- _GOAL_: Copy each line in the data that includes the word "listed".
━━ DATA PROVIDED
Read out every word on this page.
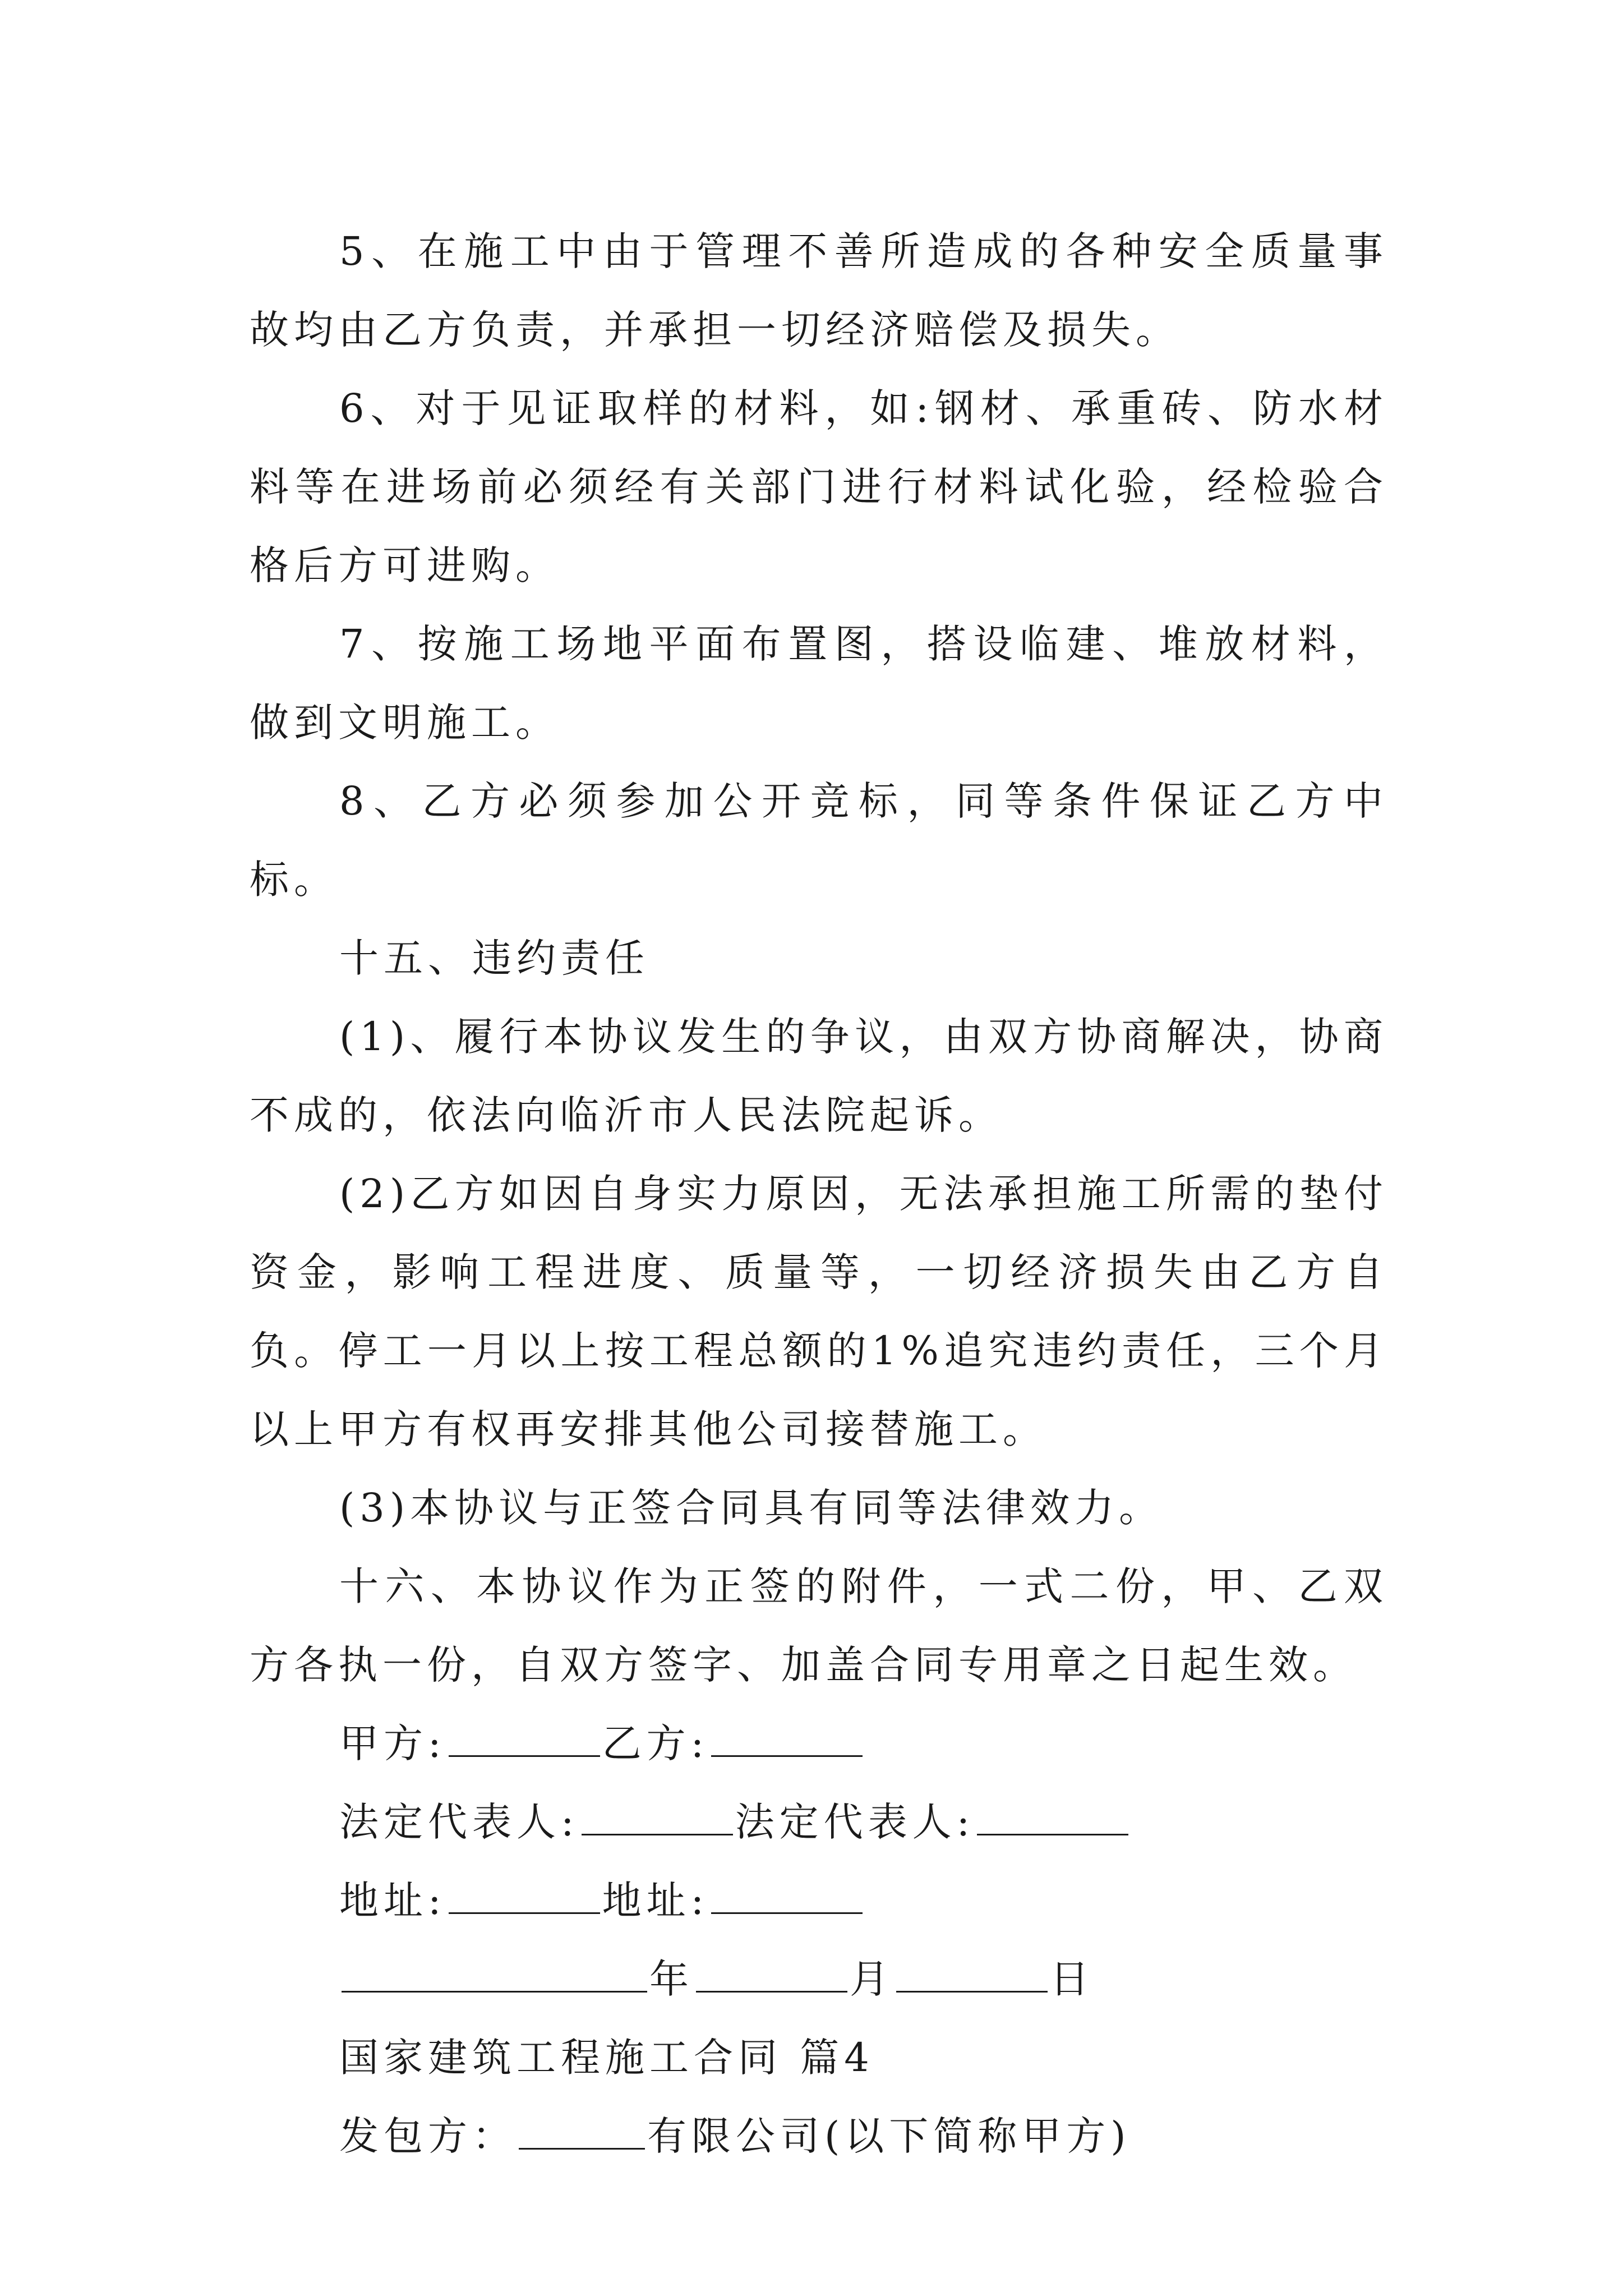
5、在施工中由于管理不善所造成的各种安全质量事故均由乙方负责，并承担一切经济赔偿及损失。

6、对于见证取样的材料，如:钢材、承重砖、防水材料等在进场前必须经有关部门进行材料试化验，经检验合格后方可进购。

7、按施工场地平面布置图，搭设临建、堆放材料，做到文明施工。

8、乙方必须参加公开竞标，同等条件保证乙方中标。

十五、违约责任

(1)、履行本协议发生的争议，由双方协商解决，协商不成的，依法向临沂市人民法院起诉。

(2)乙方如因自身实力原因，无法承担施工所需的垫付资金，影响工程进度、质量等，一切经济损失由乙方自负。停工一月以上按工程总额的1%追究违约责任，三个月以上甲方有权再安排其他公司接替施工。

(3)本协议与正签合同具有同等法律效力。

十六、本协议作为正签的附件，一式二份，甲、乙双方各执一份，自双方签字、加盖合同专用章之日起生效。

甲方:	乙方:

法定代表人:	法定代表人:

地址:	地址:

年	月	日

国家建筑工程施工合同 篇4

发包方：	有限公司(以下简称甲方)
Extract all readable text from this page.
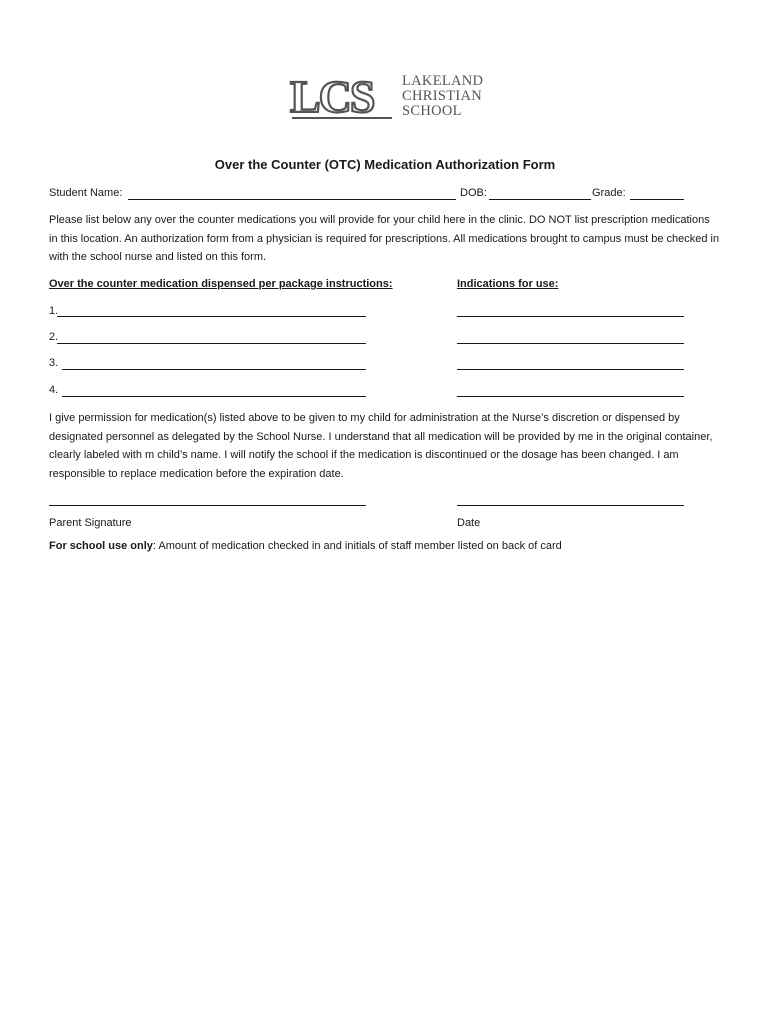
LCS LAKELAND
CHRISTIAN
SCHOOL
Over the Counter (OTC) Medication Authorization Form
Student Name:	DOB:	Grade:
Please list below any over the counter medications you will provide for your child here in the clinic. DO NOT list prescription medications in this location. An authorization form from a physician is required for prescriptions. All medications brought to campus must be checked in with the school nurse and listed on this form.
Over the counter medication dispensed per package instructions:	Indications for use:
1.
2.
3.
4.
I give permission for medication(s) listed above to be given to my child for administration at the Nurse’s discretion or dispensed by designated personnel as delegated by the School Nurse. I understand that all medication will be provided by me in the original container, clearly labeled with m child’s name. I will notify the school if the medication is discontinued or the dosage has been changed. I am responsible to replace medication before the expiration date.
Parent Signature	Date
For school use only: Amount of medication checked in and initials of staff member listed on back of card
━━━━
- _REPLY_:
Please list below any over the counter medications you will provide for your child here in the clinic. DO NOT list prescription medications in this location. An authorization form from a physician is required for prescriptions. All medications brought to campus must be checked in with the school nurse and listed on this form.
I give permission for medication(s) listed above to be given to my child for administration at the Nurse’s discretion or dispensed by designated personnel as delegated by the School Nurse. I understand that all medication will be provided by me in the original container, clearly labeled with m child’s name. I will notify the school if the medication is discontinued or the dosage has been changed. I am responsible to replace medication before the expiration date.
For school use only: Amount of medication checked in and initials of staff member listed on back of card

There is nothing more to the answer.